**EXERCISE GOAL**
Records follow. Copy every line with "Junction".

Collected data
========================

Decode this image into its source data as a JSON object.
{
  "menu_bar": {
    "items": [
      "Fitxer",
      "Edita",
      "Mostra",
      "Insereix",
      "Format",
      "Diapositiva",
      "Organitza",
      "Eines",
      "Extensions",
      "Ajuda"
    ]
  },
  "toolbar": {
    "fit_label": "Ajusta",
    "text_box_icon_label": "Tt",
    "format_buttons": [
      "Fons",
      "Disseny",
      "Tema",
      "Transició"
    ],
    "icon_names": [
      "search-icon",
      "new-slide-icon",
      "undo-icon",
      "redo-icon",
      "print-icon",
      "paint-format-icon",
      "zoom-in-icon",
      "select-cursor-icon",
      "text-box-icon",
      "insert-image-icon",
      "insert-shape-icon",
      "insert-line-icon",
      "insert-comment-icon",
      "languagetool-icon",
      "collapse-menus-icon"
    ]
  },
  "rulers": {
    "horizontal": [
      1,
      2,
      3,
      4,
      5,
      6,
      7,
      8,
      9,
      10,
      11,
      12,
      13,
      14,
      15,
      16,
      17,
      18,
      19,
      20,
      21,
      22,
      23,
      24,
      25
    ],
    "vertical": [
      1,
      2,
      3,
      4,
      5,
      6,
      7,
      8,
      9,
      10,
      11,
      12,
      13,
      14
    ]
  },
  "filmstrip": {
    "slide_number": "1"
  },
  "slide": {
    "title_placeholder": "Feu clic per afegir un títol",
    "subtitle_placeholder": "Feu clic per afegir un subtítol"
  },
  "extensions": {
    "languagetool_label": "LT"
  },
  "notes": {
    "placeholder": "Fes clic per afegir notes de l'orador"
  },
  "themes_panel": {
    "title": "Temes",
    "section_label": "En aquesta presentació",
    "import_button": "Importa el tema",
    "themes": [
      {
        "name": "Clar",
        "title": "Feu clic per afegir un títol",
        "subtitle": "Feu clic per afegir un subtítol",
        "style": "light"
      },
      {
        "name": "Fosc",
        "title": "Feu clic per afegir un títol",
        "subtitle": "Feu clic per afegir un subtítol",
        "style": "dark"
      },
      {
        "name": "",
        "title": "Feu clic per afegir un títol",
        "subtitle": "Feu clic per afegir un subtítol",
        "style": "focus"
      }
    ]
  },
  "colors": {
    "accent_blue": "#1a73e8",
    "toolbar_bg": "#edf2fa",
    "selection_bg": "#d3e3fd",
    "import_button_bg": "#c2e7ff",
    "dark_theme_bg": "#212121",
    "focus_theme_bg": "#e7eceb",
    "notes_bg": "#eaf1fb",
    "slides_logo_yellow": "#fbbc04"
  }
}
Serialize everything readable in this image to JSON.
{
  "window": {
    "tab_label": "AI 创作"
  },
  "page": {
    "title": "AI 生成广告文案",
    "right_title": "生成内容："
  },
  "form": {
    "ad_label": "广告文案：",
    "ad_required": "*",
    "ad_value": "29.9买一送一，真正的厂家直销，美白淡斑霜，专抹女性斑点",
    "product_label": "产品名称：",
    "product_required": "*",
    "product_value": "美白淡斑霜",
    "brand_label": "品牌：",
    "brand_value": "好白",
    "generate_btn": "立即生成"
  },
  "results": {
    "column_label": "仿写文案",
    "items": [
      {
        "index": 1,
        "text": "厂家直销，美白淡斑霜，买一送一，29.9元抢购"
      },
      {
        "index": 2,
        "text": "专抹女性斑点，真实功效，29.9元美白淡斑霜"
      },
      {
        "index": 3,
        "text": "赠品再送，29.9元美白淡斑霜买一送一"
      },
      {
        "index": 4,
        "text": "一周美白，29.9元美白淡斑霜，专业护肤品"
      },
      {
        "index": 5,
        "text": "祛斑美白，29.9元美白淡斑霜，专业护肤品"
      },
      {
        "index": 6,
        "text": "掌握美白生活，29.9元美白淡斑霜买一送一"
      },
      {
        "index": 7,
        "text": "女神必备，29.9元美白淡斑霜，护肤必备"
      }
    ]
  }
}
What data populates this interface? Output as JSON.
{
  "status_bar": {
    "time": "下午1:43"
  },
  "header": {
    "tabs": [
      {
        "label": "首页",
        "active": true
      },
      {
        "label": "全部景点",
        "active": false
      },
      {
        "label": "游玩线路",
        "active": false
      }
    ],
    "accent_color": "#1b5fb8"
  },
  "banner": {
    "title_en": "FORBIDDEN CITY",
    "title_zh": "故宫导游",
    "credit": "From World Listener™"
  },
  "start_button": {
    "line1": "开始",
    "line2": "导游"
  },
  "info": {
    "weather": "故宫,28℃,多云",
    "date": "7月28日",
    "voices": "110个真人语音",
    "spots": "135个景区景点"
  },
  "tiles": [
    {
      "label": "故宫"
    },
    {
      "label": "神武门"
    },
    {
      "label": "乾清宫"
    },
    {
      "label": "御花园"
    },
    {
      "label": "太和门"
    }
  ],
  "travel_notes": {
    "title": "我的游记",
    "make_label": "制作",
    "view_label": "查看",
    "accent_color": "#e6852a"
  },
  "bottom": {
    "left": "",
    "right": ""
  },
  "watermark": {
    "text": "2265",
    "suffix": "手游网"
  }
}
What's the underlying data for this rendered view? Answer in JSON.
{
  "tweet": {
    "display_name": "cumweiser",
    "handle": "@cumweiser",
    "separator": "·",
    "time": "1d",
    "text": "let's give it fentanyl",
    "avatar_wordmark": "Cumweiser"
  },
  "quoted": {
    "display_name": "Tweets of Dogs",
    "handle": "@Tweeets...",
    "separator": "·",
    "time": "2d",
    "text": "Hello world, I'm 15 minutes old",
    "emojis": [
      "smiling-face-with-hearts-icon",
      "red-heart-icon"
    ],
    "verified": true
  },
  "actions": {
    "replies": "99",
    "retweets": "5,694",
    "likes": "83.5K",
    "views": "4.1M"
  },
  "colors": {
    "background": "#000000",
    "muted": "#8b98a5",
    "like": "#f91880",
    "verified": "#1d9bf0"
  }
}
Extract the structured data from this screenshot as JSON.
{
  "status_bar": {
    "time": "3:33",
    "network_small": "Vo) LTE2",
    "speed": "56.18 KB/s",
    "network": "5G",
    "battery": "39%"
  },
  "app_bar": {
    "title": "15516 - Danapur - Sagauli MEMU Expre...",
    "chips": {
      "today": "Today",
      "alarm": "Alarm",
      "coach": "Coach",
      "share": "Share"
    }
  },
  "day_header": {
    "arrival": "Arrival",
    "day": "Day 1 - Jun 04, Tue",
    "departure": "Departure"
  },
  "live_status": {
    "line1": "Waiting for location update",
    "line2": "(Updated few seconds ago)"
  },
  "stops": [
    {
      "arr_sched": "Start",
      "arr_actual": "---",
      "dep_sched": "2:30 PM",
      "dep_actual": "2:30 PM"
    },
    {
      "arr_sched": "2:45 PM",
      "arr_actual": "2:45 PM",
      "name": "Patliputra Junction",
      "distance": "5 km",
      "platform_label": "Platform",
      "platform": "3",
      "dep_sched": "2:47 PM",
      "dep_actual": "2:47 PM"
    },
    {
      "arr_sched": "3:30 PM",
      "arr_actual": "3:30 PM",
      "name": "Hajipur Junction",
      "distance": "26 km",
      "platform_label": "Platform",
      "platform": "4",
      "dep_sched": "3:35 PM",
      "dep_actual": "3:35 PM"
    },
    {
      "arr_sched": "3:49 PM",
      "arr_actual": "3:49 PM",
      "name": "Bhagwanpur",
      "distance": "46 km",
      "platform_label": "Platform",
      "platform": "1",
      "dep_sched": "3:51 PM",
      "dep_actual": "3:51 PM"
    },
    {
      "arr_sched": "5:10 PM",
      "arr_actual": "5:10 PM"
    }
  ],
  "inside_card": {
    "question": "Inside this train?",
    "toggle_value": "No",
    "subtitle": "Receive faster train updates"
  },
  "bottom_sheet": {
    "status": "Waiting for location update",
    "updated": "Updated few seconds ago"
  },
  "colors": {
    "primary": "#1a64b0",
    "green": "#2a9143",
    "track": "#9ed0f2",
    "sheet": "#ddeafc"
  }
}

========================

**FINISHED ANSWER**
      "name": "Patliputra Junction",
      "name": "Hajipur Junction",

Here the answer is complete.